__Recorded data__:
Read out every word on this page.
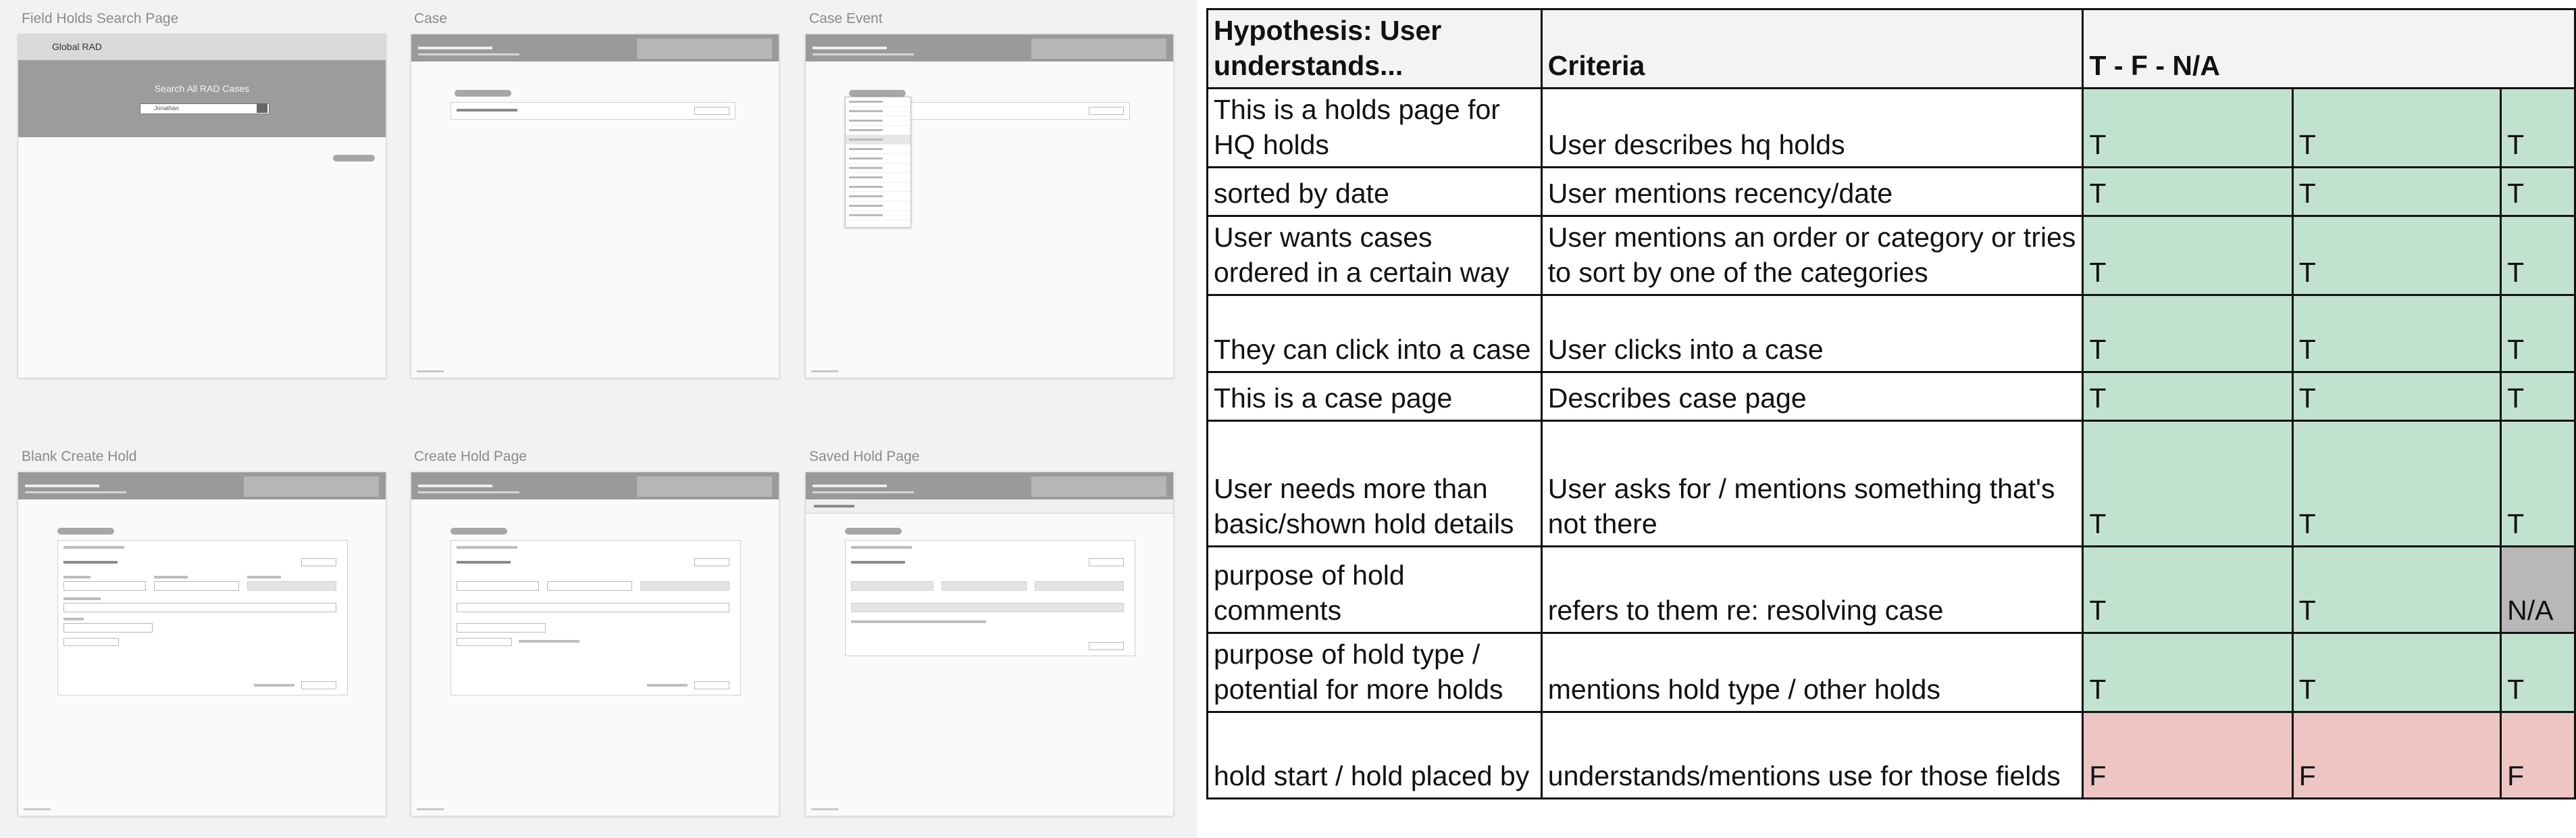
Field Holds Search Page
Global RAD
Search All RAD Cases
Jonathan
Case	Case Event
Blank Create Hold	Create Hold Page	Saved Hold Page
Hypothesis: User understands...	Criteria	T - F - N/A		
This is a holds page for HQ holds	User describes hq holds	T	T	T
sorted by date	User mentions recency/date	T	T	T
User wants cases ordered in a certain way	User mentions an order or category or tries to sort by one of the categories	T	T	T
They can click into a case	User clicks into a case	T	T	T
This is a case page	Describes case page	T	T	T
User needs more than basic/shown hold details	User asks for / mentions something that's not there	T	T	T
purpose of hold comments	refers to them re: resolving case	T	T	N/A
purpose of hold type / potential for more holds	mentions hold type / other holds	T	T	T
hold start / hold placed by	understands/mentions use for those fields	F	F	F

__TASK INSTRUCTIONS__: Copy each line of the listing that contains the string "understands".

__RESPONSE BELOW__:
Hypothesis: User understands...	Criteria	T - F - N/A		
hold start / hold placed by	understands/mentions use for those fields	F	F	F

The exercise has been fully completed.